■ **WRITTEN INSTRUCTION**: Which lines hold the word "name"? Show each of them.

=== RECORDS FOR THE TASK ===

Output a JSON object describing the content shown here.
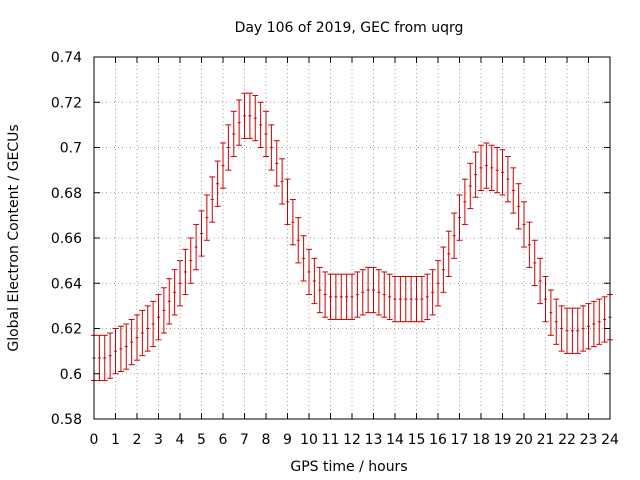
{
  "chart_data": {
    "type": "scatter",
    "title": "Day 106 of 2019, GEC from uqrg",
    "xlabel": "GPS time / hours",
    "ylabel": "Global Electron Content / GECUs",
    "xlim": [
      0,
      24
    ],
    "ylim": [
      0.58,
      0.74
    ],
    "xticks": [
      0,
      1,
      2,
      3,
      4,
      5,
      6,
      7,
      8,
      9,
      10,
      11,
      12,
      13,
      14,
      15,
      16,
      17,
      18,
      19,
      20,
      21,
      22,
      23,
      24
    ],
    "yticks": [
      0.58,
      0.6,
      0.62,
      0.64,
      0.66,
      0.68,
      0.7,
      0.72,
      0.74
    ],
    "ytick_labels": [
      "0.58",
      "0.6",
      "0.62",
      "0.64",
      "0.66",
      "0.68",
      "0.7",
      "0.72",
      "0.74"
    ],
    "grid": true,
    "marker_color": "#cc0000",
    "error": 0.01,
    "series": [
      {
        "name": "GEC",
        "x": [
          0,
          0.25,
          0.5,
          0.75,
          1,
          1.25,
          1.5,
          1.75,
          2,
          2.25,
          2.5,
          2.75,
          3,
          3.25,
          3.5,
          3.75,
          4,
          4.25,
          4.5,
          4.75,
          5,
          5.25,
          5.5,
          5.75,
          6,
          6.25,
          6.5,
          6.75,
          7,
          7.25,
          7.5,
          7.75,
          8,
          8.25,
          8.5,
          8.75,
          9,
          9.25,
          9.5,
          9.75,
          10,
          10.25,
          10.5,
          10.75,
          11,
          11.25,
          11.5,
          11.75,
          12,
          12.25,
          12.5,
          12.75,
          13,
          13.25,
          13.5,
          13.75,
          14,
          14.25,
          14.5,
          14.75,
          15,
          15.25,
          15.5,
          15.75,
          16,
          16.25,
          16.5,
          16.75,
          17,
          17.25,
          17.5,
          17.75,
          18,
          18.25,
          18.5,
          18.75,
          19,
          19.25,
          19.5,
          19.75,
          20,
          20.25,
          20.5,
          20.75,
          21,
          21.25,
          21.5,
          21.75,
          22,
          22.25,
          22.5,
          22.75,
          23,
          23.25,
          23.5,
          23.75,
          24
        ],
        "values": [
          0.607,
          0.607,
          0.607,
          0.608,
          0.61,
          0.611,
          0.612,
          0.614,
          0.616,
          0.618,
          0.62,
          0.622,
          0.625,
          0.628,
          0.632,
          0.636,
          0.64,
          0.645,
          0.65,
          0.656,
          0.662,
          0.669,
          0.677,
          0.684,
          0.692,
          0.7,
          0.706,
          0.711,
          0.714,
          0.714,
          0.713,
          0.71,
          0.706,
          0.7,
          0.693,
          0.685,
          0.676,
          0.667,
          0.659,
          0.651,
          0.645,
          0.641,
          0.637,
          0.635,
          0.634,
          0.634,
          0.634,
          0.634,
          0.634,
          0.635,
          0.636,
          0.637,
          0.637,
          0.636,
          0.635,
          0.634,
          0.633,
          0.633,
          0.633,
          0.633,
          0.633,
          0.633,
          0.634,
          0.636,
          0.64,
          0.646,
          0.653,
          0.661,
          0.669,
          0.676,
          0.683,
          0.688,
          0.691,
          0.692,
          0.691,
          0.69,
          0.689,
          0.686,
          0.681,
          0.674,
          0.666,
          0.657,
          0.649,
          0.641,
          0.633,
          0.627,
          0.623,
          0.62,
          0.619,
          0.619,
          0.619,
          0.62,
          0.621,
          0.622,
          0.623,
          0.624,
          0.625
        ]
      }
    ]
  }
}
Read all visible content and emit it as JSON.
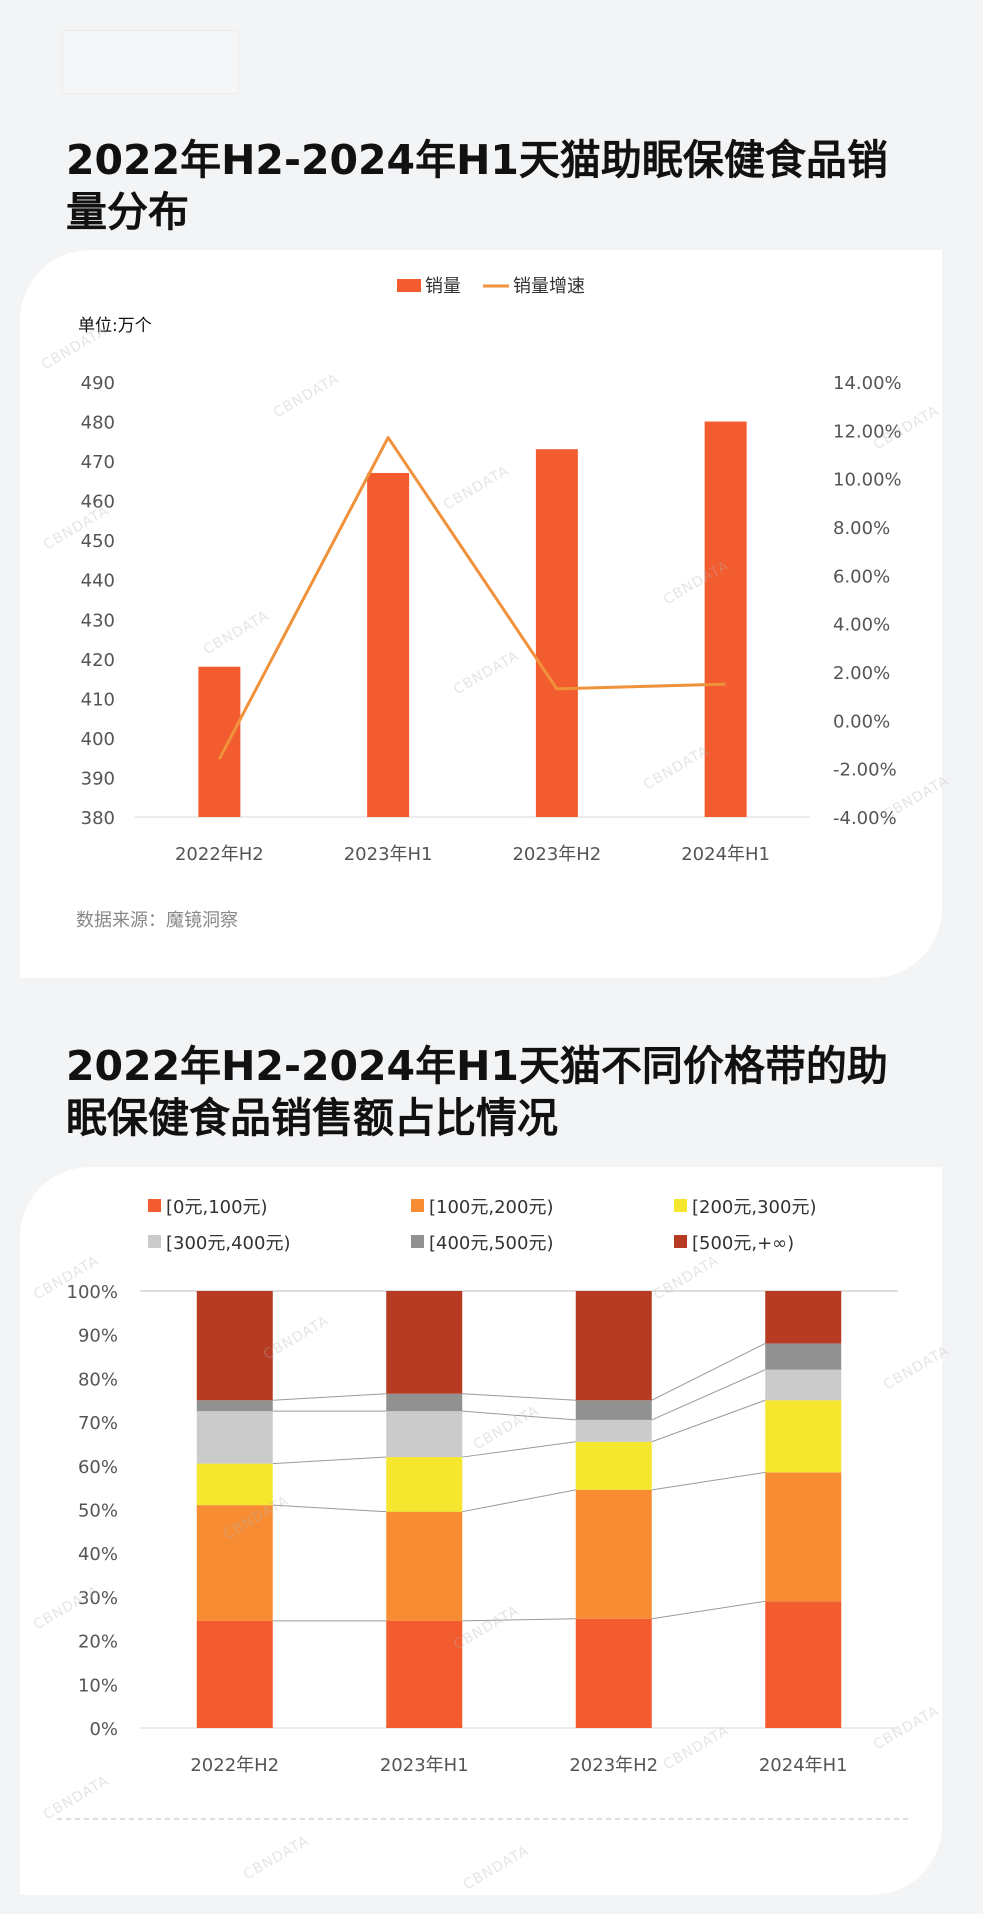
{
  "section1": {
    "title": "2022年H2-2024年H1天猫助眠保健食品销量分布",
    "unit": "单位:万个",
    "source": "数据来源：魔镜洞察"
  },
  "section2": {
    "title": "2022年H2-2024年H1天猫不同价格带的助眠保健食品销售额占比情况"
  },
  "watermark": "CBNDATA",
  "chart_data": [
    {
      "type": "bar",
      "categories": [
        "2022年H2",
        "2023年H1",
        "2023年H2",
        "2024年H1"
      ],
      "series": [
        {
          "name": "销量",
          "type": "bar",
          "axis": "left",
          "color": "#f25c2e",
          "values": [
            418,
            467,
            473,
            480
          ]
        },
        {
          "name": "销量增速",
          "type": "line",
          "axis": "right",
          "color": "#f0913b",
          "values": [
            -1.6,
            11.7,
            1.3,
            1.5
          ]
        }
      ],
      "ylim": [
        380,
        490
      ],
      "yticks": [
        "490",
        "480",
        "470",
        "460",
        "450",
        "440",
        "430",
        "420",
        "410",
        "400",
        "390",
        "380"
      ],
      "y2lim": [
        -4,
        14
      ],
      "y2ticks": [
        "14.00%",
        "12.00%",
        "10.00%",
        "8.00%",
        "6.00%",
        "4.00%",
        "2.00%",
        "0.00%",
        "-2.00%",
        "-4.00%"
      ],
      "legend": "top-center",
      "grid": false
    },
    {
      "type": "bar",
      "stacked": true,
      "categories": [
        "2022年H2",
        "2023年H1",
        "2023年H2",
        "2024年H1"
      ],
      "series": [
        {
          "name": "[0元,100元)",
          "color": "#f25c2e",
          "values": [
            24.5,
            24.5,
            25,
            29
          ]
        },
        {
          "name": "[100元,200元)",
          "color": "#f88c33",
          "values": [
            26.5,
            25,
            29.5,
            29.5
          ]
        },
        {
          "name": "[200元,300元)",
          "color": "#f5e62e",
          "values": [
            9.5,
            12.5,
            11,
            16.5
          ]
        },
        {
          "name": "[300元,400元)",
          "color": "#cbcbcb",
          "values": [
            12,
            10.5,
            5,
            7
          ]
        },
        {
          "name": "[400元,500元)",
          "color": "#919191",
          "values": [
            2.5,
            4,
            4.5,
            6
          ]
        },
        {
          "name": "[500元,+∞)",
          "color": "#b73a22",
          "values": [
            25,
            23.5,
            25,
            12
          ]
        }
      ],
      "ylim": [
        0,
        100
      ],
      "yticks": [
        "100%",
        "90%",
        "80%",
        "70%",
        "60%",
        "50%",
        "40%",
        "30%",
        "20%",
        "10%",
        "0%"
      ],
      "legend": "top",
      "grid": false
    }
  ]
}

===

■ **THE RESPONSE**:
        "name": "GEC",
          "name": "销量",
          "name": "销量增速",
          "name": "[0元,100元)",
          "name": "[100元,200元)",
          "name": "[200元,300元)",
          "name": "[300元,400元)",
          "name": "[400元,500元)",
          "name": "[500元,+∞)",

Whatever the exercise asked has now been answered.